What you are asked to do:
In the lines below, how many hold the word "York"? Answer only with the number.

** Begin Dataset entries **

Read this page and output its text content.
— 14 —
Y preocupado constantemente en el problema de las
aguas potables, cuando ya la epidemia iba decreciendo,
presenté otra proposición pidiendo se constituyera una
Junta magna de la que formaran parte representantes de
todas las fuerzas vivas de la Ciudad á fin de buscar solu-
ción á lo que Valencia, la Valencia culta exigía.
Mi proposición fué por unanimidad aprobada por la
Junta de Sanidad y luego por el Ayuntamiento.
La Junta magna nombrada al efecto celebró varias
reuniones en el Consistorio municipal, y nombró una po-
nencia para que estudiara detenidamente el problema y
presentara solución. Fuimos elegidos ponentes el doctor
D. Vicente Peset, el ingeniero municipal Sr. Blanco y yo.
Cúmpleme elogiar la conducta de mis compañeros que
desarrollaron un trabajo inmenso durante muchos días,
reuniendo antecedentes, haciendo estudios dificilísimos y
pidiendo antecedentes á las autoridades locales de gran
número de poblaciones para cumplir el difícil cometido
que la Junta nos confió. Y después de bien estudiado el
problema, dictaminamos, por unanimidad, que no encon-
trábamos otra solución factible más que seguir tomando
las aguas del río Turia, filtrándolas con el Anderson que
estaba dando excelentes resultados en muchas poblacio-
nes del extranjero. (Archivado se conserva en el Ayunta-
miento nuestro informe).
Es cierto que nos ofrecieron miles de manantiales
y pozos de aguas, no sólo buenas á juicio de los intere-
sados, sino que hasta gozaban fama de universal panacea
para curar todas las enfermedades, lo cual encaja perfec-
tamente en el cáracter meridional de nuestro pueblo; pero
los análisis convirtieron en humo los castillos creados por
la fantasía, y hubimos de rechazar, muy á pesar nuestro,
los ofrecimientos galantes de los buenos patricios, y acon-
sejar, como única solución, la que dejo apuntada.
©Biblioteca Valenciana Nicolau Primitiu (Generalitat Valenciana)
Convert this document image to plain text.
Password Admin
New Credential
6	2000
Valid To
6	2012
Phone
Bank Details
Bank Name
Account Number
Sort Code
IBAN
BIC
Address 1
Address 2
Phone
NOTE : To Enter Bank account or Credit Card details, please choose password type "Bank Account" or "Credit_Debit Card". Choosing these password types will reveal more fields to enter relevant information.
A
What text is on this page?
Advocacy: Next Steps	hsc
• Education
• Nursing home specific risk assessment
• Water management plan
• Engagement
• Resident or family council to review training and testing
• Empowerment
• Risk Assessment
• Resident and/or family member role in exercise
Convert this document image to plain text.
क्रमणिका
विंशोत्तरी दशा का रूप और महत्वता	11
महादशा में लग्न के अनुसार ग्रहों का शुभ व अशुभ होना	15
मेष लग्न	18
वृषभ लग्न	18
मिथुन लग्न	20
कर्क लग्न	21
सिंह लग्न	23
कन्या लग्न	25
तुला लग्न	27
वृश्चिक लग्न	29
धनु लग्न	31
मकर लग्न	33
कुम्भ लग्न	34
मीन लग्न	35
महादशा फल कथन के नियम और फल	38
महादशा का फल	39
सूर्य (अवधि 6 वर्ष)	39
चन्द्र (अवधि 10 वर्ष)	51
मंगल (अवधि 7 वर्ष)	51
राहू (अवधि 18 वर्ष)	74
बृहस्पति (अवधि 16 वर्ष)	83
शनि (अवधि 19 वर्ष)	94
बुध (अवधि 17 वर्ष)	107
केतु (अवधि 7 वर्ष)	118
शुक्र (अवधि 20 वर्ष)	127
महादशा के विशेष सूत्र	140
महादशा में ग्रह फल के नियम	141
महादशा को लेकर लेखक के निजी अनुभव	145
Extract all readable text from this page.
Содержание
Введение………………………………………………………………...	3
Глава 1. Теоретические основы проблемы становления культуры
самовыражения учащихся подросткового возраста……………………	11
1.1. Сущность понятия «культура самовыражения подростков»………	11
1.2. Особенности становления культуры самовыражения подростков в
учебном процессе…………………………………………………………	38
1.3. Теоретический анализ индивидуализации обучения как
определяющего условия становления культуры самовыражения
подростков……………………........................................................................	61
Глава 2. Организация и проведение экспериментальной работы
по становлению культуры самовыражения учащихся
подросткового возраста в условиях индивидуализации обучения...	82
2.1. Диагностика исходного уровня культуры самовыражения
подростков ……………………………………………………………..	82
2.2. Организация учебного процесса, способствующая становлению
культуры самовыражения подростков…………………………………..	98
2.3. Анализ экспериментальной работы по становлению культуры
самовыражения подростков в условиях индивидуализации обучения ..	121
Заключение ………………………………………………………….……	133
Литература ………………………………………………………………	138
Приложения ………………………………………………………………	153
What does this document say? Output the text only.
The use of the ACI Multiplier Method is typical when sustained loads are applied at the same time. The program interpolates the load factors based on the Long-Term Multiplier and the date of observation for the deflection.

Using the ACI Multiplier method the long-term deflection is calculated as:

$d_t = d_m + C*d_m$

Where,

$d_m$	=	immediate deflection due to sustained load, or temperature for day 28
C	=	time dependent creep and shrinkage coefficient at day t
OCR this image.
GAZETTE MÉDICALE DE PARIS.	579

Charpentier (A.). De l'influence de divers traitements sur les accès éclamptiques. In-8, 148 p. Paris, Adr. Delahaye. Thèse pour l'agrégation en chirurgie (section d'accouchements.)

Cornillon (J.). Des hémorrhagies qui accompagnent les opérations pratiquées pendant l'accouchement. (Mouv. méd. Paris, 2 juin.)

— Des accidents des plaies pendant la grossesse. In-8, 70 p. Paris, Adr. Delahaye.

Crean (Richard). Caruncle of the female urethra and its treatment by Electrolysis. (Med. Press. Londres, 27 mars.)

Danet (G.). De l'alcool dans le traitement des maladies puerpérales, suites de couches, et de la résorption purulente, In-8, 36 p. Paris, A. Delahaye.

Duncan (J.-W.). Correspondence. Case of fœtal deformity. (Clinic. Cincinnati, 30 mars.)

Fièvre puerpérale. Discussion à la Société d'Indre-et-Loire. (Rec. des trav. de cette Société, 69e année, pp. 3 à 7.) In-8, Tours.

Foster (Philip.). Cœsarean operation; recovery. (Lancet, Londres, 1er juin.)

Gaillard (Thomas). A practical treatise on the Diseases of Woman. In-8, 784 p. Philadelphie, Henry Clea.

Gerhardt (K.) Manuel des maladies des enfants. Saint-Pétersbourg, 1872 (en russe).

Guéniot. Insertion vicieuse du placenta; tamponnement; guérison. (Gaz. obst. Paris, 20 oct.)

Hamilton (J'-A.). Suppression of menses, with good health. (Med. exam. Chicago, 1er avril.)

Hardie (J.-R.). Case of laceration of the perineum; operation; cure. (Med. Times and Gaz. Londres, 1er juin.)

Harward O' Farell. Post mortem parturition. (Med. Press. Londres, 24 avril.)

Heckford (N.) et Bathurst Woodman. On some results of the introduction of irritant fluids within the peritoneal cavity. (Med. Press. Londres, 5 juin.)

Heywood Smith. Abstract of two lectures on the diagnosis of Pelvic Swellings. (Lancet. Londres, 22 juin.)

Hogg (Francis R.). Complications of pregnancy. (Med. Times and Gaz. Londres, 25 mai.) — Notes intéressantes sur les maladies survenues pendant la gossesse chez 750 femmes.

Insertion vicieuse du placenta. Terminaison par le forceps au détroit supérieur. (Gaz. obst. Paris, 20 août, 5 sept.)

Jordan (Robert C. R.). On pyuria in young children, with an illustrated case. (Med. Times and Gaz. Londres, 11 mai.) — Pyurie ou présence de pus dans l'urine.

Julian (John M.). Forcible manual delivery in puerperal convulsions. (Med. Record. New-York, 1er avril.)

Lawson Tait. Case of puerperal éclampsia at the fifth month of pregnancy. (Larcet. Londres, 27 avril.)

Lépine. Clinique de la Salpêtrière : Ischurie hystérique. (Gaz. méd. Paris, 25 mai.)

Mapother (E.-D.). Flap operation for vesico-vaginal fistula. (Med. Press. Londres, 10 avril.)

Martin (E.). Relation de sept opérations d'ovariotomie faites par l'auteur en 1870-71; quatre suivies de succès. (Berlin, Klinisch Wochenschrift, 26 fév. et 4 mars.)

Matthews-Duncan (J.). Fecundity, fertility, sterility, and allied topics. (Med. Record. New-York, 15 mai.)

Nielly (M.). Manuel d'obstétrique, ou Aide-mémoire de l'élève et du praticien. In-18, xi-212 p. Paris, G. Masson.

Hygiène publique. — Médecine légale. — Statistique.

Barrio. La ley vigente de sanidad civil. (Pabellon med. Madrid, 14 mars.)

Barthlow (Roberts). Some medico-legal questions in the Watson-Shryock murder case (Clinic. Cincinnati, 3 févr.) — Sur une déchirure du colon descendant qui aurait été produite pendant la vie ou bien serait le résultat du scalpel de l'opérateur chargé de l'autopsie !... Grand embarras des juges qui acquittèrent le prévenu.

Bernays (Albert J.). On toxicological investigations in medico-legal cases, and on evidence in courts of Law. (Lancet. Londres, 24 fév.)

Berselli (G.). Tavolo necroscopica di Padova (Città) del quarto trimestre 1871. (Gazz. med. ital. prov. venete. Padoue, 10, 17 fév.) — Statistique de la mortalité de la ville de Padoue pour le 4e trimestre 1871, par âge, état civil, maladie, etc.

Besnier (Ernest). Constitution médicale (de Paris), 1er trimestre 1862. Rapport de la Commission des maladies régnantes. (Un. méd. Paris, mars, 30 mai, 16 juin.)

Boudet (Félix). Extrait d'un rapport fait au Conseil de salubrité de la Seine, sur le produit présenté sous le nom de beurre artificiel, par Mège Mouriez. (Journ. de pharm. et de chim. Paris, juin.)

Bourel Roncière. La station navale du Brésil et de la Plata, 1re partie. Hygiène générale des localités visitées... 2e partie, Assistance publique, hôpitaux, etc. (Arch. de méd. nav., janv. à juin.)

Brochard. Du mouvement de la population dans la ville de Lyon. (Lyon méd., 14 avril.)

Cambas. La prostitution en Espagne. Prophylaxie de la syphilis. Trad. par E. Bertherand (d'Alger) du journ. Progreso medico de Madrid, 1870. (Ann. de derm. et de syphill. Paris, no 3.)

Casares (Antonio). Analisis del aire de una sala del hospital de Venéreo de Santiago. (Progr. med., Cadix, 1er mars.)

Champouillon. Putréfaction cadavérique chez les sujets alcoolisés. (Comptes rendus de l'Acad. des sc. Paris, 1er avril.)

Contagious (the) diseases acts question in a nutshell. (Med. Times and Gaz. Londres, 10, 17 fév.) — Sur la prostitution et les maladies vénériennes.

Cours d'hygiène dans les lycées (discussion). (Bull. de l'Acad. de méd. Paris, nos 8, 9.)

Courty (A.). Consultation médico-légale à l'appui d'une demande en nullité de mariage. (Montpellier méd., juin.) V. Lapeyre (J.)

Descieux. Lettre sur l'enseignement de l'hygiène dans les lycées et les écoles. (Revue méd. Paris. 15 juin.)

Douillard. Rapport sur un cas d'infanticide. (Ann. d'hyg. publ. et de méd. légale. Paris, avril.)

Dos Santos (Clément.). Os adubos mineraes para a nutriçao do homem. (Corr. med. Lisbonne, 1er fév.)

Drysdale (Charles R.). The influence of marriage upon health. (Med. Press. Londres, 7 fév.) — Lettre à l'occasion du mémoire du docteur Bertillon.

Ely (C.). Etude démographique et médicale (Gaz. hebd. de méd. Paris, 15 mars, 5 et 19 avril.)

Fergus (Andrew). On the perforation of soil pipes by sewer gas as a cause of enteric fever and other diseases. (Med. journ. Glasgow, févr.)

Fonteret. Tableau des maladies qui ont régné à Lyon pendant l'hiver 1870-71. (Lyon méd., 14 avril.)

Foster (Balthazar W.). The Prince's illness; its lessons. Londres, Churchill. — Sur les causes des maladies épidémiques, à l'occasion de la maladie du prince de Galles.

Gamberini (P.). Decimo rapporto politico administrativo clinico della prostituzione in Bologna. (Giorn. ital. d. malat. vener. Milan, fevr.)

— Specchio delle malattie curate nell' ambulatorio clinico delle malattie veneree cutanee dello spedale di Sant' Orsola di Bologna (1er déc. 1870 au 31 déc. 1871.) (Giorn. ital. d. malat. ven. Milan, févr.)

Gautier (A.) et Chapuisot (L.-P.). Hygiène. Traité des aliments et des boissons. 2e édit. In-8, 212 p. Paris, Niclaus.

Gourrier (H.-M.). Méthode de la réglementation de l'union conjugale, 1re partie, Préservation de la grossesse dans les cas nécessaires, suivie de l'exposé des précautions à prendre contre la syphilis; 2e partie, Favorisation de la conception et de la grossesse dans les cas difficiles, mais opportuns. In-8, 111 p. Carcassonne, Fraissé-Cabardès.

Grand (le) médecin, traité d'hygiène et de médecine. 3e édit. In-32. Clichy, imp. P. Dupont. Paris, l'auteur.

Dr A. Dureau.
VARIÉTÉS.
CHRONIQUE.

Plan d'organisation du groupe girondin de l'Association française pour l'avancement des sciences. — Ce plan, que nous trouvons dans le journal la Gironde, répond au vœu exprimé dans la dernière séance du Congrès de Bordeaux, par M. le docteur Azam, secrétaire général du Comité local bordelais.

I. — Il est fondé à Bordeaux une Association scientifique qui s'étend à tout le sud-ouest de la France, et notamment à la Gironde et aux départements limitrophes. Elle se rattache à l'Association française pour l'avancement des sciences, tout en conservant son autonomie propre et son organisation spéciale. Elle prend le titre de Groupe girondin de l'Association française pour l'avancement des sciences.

** End Dataset entries **

Exercise response:
2